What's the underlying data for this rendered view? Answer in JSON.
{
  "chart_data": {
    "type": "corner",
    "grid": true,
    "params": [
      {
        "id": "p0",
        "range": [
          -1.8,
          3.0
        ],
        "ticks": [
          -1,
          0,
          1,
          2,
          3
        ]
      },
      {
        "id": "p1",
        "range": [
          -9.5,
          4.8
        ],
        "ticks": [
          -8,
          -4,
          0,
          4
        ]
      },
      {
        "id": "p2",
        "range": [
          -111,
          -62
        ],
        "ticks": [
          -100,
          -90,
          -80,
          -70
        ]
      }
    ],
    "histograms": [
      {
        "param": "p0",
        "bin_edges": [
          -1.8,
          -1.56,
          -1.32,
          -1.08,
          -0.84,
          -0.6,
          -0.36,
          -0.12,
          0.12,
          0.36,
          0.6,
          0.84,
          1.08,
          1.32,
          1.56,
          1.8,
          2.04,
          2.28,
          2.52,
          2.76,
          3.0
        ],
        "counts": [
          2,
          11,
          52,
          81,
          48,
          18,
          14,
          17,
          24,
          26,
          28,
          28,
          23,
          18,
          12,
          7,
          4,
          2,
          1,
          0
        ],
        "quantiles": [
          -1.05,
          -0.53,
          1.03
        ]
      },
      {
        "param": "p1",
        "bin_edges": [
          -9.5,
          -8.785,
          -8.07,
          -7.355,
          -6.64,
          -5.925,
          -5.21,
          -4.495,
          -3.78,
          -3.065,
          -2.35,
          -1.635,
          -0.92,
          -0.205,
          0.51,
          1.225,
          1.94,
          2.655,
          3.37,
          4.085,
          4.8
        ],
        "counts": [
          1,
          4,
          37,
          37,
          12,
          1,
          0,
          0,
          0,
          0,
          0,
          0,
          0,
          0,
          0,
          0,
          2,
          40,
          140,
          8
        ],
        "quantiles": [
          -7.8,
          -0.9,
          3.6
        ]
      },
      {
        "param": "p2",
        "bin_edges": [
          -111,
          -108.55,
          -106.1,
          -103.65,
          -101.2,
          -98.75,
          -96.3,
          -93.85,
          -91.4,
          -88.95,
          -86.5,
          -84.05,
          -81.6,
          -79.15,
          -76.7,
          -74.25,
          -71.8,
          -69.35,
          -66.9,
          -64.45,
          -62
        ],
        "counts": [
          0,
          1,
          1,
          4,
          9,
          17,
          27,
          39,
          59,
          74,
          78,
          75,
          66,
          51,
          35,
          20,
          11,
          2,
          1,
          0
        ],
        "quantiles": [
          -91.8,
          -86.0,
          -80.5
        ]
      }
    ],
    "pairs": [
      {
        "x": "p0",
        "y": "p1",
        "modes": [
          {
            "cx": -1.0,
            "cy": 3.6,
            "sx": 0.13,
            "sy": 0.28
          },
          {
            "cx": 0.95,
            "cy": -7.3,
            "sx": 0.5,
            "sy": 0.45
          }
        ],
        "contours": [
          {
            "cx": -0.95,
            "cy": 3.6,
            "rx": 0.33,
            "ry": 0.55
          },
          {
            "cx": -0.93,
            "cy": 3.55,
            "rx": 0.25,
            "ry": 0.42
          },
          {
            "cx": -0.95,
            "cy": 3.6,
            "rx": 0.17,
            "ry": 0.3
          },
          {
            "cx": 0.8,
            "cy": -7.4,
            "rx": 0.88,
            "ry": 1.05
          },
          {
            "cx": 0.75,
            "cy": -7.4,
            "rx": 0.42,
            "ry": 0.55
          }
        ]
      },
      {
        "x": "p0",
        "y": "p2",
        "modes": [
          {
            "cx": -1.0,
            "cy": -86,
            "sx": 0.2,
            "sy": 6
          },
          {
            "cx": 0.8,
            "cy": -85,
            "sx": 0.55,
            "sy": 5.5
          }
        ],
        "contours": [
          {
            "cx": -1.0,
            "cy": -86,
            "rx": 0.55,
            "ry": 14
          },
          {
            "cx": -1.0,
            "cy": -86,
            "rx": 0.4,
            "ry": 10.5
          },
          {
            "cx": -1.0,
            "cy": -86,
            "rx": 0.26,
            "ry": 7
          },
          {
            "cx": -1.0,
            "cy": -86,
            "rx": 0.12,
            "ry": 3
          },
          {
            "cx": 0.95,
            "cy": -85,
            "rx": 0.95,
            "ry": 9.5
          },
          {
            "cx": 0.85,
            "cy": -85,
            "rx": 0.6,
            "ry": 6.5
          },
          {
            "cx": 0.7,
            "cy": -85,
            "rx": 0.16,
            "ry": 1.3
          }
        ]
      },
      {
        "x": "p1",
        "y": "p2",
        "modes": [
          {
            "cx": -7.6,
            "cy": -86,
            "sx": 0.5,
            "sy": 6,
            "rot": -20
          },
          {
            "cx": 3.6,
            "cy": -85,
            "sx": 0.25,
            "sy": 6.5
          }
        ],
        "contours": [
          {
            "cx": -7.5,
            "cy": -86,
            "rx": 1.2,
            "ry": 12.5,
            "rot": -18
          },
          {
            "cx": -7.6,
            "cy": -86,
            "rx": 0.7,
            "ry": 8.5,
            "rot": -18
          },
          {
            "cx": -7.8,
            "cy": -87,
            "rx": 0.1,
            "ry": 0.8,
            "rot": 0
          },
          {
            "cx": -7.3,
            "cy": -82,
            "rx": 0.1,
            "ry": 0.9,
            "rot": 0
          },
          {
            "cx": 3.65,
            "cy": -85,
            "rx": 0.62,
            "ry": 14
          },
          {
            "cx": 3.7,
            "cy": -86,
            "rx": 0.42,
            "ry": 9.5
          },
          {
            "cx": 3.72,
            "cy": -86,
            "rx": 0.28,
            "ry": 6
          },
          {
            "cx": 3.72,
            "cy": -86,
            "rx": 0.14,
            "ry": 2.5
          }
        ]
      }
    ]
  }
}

═══

▶ _What you should do_
Every line of the data above should be reproduced word for word.

▶ _Response_
What's the underlying data for this rendered view? Answer in JSON.
{
  "chart_data": {
    "type": "corner",
    "grid": true,
    "params": [
      {
        "id": "p0",
        "range": [
          -1.8,
          3.0
        ],
        "ticks": [
          -1,
          0,
          1,
          2,
          3
        ]
      },
      {
        "id": "p1",
        "range": [
          -9.5,
          4.8
        ],
        "ticks": [
          -8,
          -4,
          0,
          4
        ]
      },
      {
        "id": "p2",
        "range": [
          -111,
          -62
        ],
        "ticks": [
          -100,
          -90,
          -80,
          -70
        ]
      }
    ],
    "histograms": [
      {
        "param": "p0",
        "bin_edges": [
          -1.8,
          -1.56,
          -1.32,
          -1.08,
          -0.84,
          -0.6,
          -0.36,
          -0.12,
          0.12,
          0.36,
          0.6,
          0.84,
          1.08,
          1.32,
          1.56,
          1.8,
          2.04,
          2.28,
          2.52,
          2.76,
          3.0
        ],
        "counts": [
          2,
          11,
          52,
          81,
          48,
          18,
          14,
          17,
          24,
          26,
          28,
          28,
          23,
          18,
          12,
          7,
          4,
          2,
          1,
          0
        ],
        "quantiles": [
          -1.05,
          -0.53,
          1.03
        ]
      },
      {
        "param": "p1",
        "bin_edges": [
          -9.5,
          -8.785,
          -8.07,
          -7.355,
          -6.64,
          -5.925,
          -5.21,
          -4.495,
          -3.78,
          -3.065,
          -2.35,
          -1.635,
          -0.92,
          -0.205,
          0.51,
          1.225,
          1.94,
          2.655,
          3.37,
          4.085,
          4.8
        ],
        "counts": [
          1,
          4,
          37,
          37,
          12,
          1,
          0,
          0,
          0,
          0,
          0,
          0,
          0,
          0,
          0,
          0,
          2,
          40,
          140,
          8
        ],
        "quantiles": [
          -7.8,
          -0.9,
          3.6
        ]
      },
      {
        "param": "p2",
        "bin_edges": [
          -111,
          -108.55,
          -106.1,
          -103.65,
          -101.2,
          -98.75,
          -96.3,
          -93.85,
          -91.4,
          -88.95,
          -86.5,
          -84.05,
          -81.6,
          -79.15,
          -76.7,
          -74.25,
          -71.8,
          -69.35,
          -66.9,
          -64.45,
          -62
        ],
        "counts": [
          0,
          1,
          1,
          4,
          9,
          17,
          27,
          39,
          59,
          74,
          78,
          75,
          66,
          51,
          35,
          20,
          11,
          2,
          1,
          0
        ],
        "quantiles": [
          -91.8,
          -86.0,
          -80.5
        ]
      }
    ],
    "pairs": [
      {
        "x": "p0",
        "y": "p1",
        "modes": [
          {
            "cx": -1.0,
            "cy": 3.6,
            "sx": 0.13,
            "sy": 0.28
          },
          {
            "cx": 0.95,
            "cy": -7.3,
            "sx": 0.5,
            "sy": 0.45
          }
        ],
        "contours": [
          {
            "cx": -0.95,
            "cy": 3.6,
            "rx": 0.33,
            "ry": 0.55
          },
          {
            "cx": -0.93,
            "cy": 3.55,
            "rx": 0.25,
            "ry": 0.42
          },
          {
            "cx": -0.95,
            "cy": 3.6,
            "rx": 0.17,
            "ry": 0.3
          },
          {
            "cx": 0.8,
            "cy": -7.4,
            "rx": 0.88,
            "ry": 1.05
          },
          {
            "cx": 0.75,
            "cy": -7.4,
            "rx": 0.42,
            "ry": 0.55
          }
        ]
      },
      {
        "x": "p0",
        "y": "p2",
        "modes": [
          {
            "cx": -1.0,
            "cy": -86,
            "sx": 0.2,
            "sy": 6
          },
          {
            "cx": 0.8,
            "cy": -85,
            "sx": 0.55,
            "sy": 5.5
          }
        ],
        "contours": [
          {
            "cx": -1.0,
            "cy": -86,
            "rx": 0.55,
            "ry": 14
          },
          {
            "cx": -1.0,
            "cy": -86,
            "rx": 0.4,
            "ry": 10.5
          },
          {
            "cx": -1.0,
            "cy": -86,
            "rx": 0.26,
            "ry": 7
          },
          {
            "cx": -1.0,
            "cy": -86,
            "rx": 0.12,
            "ry": 3
          },
          {
            "cx": 0.95,
            "cy": -85,
            "rx": 0.95,
            "ry": 9.5
          },
          {
            "cx": 0.85,
            "cy": -85,
            "rx": 0.6,
            "ry": 6.5
          },
          {
            "cx": 0.7,
            "cy": -85,
            "rx": 0.16,
            "ry": 1.3
          }
        ]
      },
      {
        "x": "p1",
        "y": "p2",
        "modes": [
          {
            "cx": -7.6,
            "cy": -86,
            "sx": 0.5,
            "sy": 6,
            "rot": -20
          },
          {
            "cx": 3.6,
            "cy": -85,
            "sx": 0.25,
            "sy": 6.5
          }
        ],
        "contours": [
          {
            "cx": -7.5,
            "cy": -86,
            "rx": 1.2,
            "ry": 12.5,
            "rot": -18
          },
          {
            "cx": -7.6,
            "cy": -86,
            "rx": 0.7,
            "ry": 8.5,
            "rot": -18
          },
          {
            "cx": -7.8,
            "cy": -87,
            "rx": 0.1,
            "ry": 0.8,
            "rot": 0
          },
          {
            "cx": -7.3,
            "cy": -82,
            "rx": 0.1,
            "ry": 0.9,
            "rot": 0
          },
          {
            "cx": 3.65,
            "cy": -85,
            "rx": 0.62,
            "ry": 14
          },
          {
            "cx": 3.7,
            "cy": -86,
            "rx": 0.42,
            "ry": 9.5
          },
          {
            "cx": 3.72,
            "cy": -86,
            "rx": 0.28,
            "ry": 6
          },
          {
            "cx": 3.72,
            "cy": -86,
            "rx": 0.14,
            "ry": 2.5
          }
        ]
      }
    ]
  }
}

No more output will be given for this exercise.